Task statement: Every line that contains the word "name" should be copied.

Material for this exercise:

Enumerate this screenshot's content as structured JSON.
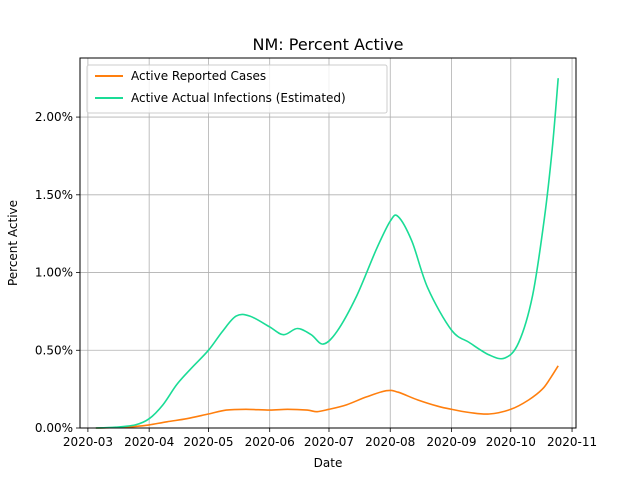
{
  "chart_data": {
    "type": "line",
    "title": "NM: Percent Active",
    "xlabel": "Date",
    "ylabel": "Percent Active",
    "grid": true,
    "legend_position": "top-left",
    "xlim": [
      "2020-02-26",
      "2020-11-03"
    ],
    "ylim": [
      0,
      2.38
    ],
    "x_ticks": [
      "2020-03-01",
      "2020-04-01",
      "2020-05-01",
      "2020-06-01",
      "2020-07-01",
      "2020-08-01",
      "2020-09-01",
      "2020-10-01",
      "2020-11-01"
    ],
    "x_tick_labels": [
      "2020-03",
      "2020-04",
      "2020-05",
      "2020-06",
      "2020-07",
      "2020-08",
      "2020-09",
      "2020-10",
      "2020-11"
    ],
    "y_ticks": [
      0,
      0.5,
      1.0,
      1.5,
      2.0
    ],
    "y_tick_labels": [
      "0.00%",
      "0.50%",
      "1.00%",
      "1.50%",
      "2.00%"
    ],
    "series": [
      {
        "name": "Active Reported Cases",
        "color": "#ff7f0e",
        "points": [
          [
            "2020-03-05",
            0.0
          ],
          [
            "2020-03-15",
            0.003
          ],
          [
            "2020-03-25",
            0.01
          ],
          [
            "2020-04-01",
            0.02
          ],
          [
            "2020-04-10",
            0.04
          ],
          [
            "2020-04-20",
            0.06
          ],
          [
            "2020-05-01",
            0.09
          ],
          [
            "2020-05-10",
            0.115
          ],
          [
            "2020-05-20",
            0.12
          ],
          [
            "2020-06-01",
            0.115
          ],
          [
            "2020-06-10",
            0.12
          ],
          [
            "2020-06-20",
            0.115
          ],
          [
            "2020-06-25",
            0.105
          ],
          [
            "2020-07-01",
            0.12
          ],
          [
            "2020-07-10",
            0.15
          ],
          [
            "2020-07-20",
            0.2
          ],
          [
            "2020-07-30",
            0.24
          ],
          [
            "2020-08-05",
            0.23
          ],
          [
            "2020-08-15",
            0.18
          ],
          [
            "2020-08-25",
            0.14
          ],
          [
            "2020-09-01",
            0.12
          ],
          [
            "2020-09-10",
            0.1
          ],
          [
            "2020-09-20",
            0.09
          ],
          [
            "2020-10-01",
            0.12
          ],
          [
            "2020-10-10",
            0.18
          ],
          [
            "2020-10-17",
            0.25
          ],
          [
            "2020-10-21",
            0.32
          ],
          [
            "2020-10-25",
            0.4
          ]
        ]
      },
      {
        "name": "Active Actual Infections (Estimated)",
        "color": "#1adc96",
        "points": [
          [
            "2020-03-05",
            0.0
          ],
          [
            "2020-03-15",
            0.005
          ],
          [
            "2020-03-25",
            0.02
          ],
          [
            "2020-04-01",
            0.06
          ],
          [
            "2020-04-08",
            0.15
          ],
          [
            "2020-04-15",
            0.28
          ],
          [
            "2020-04-22",
            0.38
          ],
          [
            "2020-05-01",
            0.5
          ],
          [
            "2020-05-08",
            0.62
          ],
          [
            "2020-05-15",
            0.72
          ],
          [
            "2020-05-22",
            0.72
          ],
          [
            "2020-06-01",
            0.65
          ],
          [
            "2020-06-08",
            0.6
          ],
          [
            "2020-06-15",
            0.64
          ],
          [
            "2020-06-22",
            0.6
          ],
          [
            "2020-06-28",
            0.54
          ],
          [
            "2020-07-05",
            0.62
          ],
          [
            "2020-07-15",
            0.85
          ],
          [
            "2020-07-25",
            1.15
          ],
          [
            "2020-08-01",
            1.33
          ],
          [
            "2020-08-05",
            1.36
          ],
          [
            "2020-08-12",
            1.2
          ],
          [
            "2020-08-20",
            0.9
          ],
          [
            "2020-09-01",
            0.63
          ],
          [
            "2020-09-10",
            0.55
          ],
          [
            "2020-09-20",
            0.47
          ],
          [
            "2020-09-28",
            0.45
          ],
          [
            "2020-10-05",
            0.55
          ],
          [
            "2020-10-12",
            0.85
          ],
          [
            "2020-10-18",
            1.35
          ],
          [
            "2020-10-22",
            1.8
          ],
          [
            "2020-10-25",
            2.25
          ]
        ]
      }
    ]
  }
}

Correct result:
        "name": "Active Reported Cases",
        "name": "Active Actual Infections (Estimated)",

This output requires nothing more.